--- begin SUPPLIED ENTRIES ---

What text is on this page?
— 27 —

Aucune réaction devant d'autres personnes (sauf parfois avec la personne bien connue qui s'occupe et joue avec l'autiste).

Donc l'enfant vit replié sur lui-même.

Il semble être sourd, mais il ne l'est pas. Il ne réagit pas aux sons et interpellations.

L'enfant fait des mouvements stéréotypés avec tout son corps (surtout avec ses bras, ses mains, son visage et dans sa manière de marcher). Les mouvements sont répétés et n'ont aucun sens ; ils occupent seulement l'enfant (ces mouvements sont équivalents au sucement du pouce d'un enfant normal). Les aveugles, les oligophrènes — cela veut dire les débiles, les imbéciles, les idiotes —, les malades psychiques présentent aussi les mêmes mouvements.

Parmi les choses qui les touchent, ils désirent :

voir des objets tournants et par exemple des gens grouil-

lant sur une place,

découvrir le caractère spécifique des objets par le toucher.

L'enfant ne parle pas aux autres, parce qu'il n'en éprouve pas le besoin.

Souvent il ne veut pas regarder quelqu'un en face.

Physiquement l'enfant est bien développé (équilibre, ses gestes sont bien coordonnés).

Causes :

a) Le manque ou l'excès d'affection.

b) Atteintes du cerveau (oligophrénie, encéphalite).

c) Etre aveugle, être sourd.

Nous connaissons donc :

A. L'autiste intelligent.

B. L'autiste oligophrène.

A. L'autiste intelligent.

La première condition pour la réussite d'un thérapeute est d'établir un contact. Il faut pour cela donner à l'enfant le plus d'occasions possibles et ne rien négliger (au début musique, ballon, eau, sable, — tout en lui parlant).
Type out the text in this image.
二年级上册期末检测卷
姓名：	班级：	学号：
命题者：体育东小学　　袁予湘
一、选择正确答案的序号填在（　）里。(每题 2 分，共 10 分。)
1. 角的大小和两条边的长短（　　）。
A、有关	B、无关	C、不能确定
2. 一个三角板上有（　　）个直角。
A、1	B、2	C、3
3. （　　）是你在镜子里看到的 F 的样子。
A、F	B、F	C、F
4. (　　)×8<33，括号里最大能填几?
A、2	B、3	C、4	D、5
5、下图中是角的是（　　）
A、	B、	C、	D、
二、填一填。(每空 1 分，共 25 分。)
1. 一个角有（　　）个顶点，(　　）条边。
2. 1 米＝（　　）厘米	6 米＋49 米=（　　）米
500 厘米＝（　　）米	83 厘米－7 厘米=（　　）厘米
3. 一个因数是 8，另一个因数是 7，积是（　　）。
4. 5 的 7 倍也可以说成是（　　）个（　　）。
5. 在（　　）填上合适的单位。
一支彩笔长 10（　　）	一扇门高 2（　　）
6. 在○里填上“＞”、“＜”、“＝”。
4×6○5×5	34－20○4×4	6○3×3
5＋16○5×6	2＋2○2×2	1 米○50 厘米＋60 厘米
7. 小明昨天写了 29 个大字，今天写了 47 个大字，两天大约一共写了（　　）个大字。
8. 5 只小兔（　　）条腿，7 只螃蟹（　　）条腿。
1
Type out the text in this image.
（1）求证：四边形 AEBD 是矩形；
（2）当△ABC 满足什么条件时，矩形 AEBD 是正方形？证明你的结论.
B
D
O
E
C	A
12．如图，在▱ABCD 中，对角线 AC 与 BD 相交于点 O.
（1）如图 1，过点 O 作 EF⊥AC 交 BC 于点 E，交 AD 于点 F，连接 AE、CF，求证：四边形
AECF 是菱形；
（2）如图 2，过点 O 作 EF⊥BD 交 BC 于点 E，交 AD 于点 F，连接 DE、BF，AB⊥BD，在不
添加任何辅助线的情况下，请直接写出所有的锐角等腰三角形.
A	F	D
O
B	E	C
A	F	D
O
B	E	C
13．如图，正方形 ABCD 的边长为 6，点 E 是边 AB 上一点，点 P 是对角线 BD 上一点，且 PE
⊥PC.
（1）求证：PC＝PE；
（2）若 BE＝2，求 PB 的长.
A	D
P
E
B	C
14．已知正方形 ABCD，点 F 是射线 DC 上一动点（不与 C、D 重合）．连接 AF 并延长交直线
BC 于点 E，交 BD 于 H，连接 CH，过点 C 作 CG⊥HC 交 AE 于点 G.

--- end SUPPLIED ENTRIES ---

INSTRUCTIONS FOR THE TASK: Each record above should be output again exactly.

ANSWER IN FULL:
What text is on this page?
— 27 —

Aucune réaction devant d'autres personnes (sauf parfois avec la personne bien connue qui s'occupe et joue avec l'autiste).

Donc l'enfant vit replié sur lui-même.

Il semble être sourd, mais il ne l'est pas. Il ne réagit pas aux sons et interpellations.

L'enfant fait des mouvements stéréotypés avec tout son corps (surtout avec ses bras, ses mains, son visage et dans sa manière de marcher). Les mouvements sont répétés et n'ont aucun sens ; ils occupent seulement l'enfant (ces mouvements sont équivalents au sucement du pouce d'un enfant normal). Les aveugles, les oligophrènes — cela veut dire les débiles, les imbéciles, les idiotes —, les malades psychiques présentent aussi les mêmes mouvements.

Parmi les choses qui les touchent, ils désirent :

voir des objets tournants et par exemple des gens grouil-

lant sur une place,

découvrir le caractère spécifique des objets par le toucher.

L'enfant ne parle pas aux autres, parce qu'il n'en éprouve pas le besoin.

Souvent il ne veut pas regarder quelqu'un en face.

Physiquement l'enfant est bien développé (équilibre, ses gestes sont bien coordonnés).

Causes :

a) Le manque ou l'excès d'affection.

b) Atteintes du cerveau (oligophrénie, encéphalite).

c) Etre aveugle, être sourd.

Nous connaissons donc :

A. L'autiste intelligent.

B. L'autiste oligophrène.

A. L'autiste intelligent.

La première condition pour la réussite d'un thérapeute est d'établir un contact. Il faut pour cela donner à l'enfant le plus d'occasions possibles et ne rien négliger (au début musique, ballon, eau, sable, — tout en lui parlant).
Type out the text in this image.
二年级上册期末检测卷
姓名：	班级：	学号：
命题者：体育东小学　　袁予湘
一、选择正确答案的序号填在（　）里。(每题 2 分，共 10 分。)
1. 角的大小和两条边的长短（　　）。
A、有关	B、无关	C、不能确定
2. 一个三角板上有（　　）个直角。
A、1	B、2	C、3
3. （　　）是你在镜子里看到的 F 的样子。
A、F	B、F	C、F
4. (　　)×8<33，括号里最大能填几?
A、2	B、3	C、4	D、5
5、下图中是角的是（　　）
A、	B、	C、	D、
二、填一填。(每空 1 分，共 25 分。)
1. 一个角有（　　）个顶点，(　　）条边。
2. 1 米＝（　　）厘米	6 米＋49 米=（　　）米
500 厘米＝（　　）米	83 厘米－7 厘米=（　　）厘米
3. 一个因数是 8，另一个因数是 7，积是（　　）。
4. 5 的 7 倍也可以说成是（　　）个（　　）。
5. 在（　　）填上合适的单位。
一支彩笔长 10（　　）	一扇门高 2（　　）
6. 在○里填上“＞”、“＜”、“＝”。
4×6○5×5	34－20○4×4	6○3×3
5＋16○5×6	2＋2○2×2	1 米○50 厘米＋60 厘米
7. 小明昨天写了 29 个大字，今天写了 47 个大字，两天大约一共写了（　　）个大字。
8. 5 只小兔（　　）条腿，7 只螃蟹（　　）条腿。
1
Type out the text in this image.
（1）求证：四边形 AEBD 是矩形；
（2）当△ABC 满足什么条件时，矩形 AEBD 是正方形？证明你的结论.
B
D
O
E
C	A
12．如图，在▱ABCD 中，对角线 AC 与 BD 相交于点 O.
（1）如图 1，过点 O 作 EF⊥AC 交 BC 于点 E，交 AD 于点 F，连接 AE、CF，求证：四边形
AECF 是菱形；
（2）如图 2，过点 O 作 EF⊥BD 交 BC 于点 E，交 AD 于点 F，连接 DE、BF，AB⊥BD，在不
添加任何辅助线的情况下，请直接写出所有的锐角等腰三角形.
A	F	D
O
B	E	C
A	F	D
O
B	E	C
13．如图，正方形 ABCD 的边长为 6，点 E 是边 AB 上一点，点 P 是对角线 BD 上一点，且 PE
⊥PC.
（1）求证：PC＝PE；
（2）若 BE＝2，求 PB 的长.
A	D
P
E
B	C
14．已知正方形 ABCD，点 F 是射线 DC 上一动点（不与 C、D 重合）．连接 AF 并延长交直线
BC 于点 E，交 BD 于 H，连接 CH，过点 C 作 CG⊥HC 交 AE 于点 G.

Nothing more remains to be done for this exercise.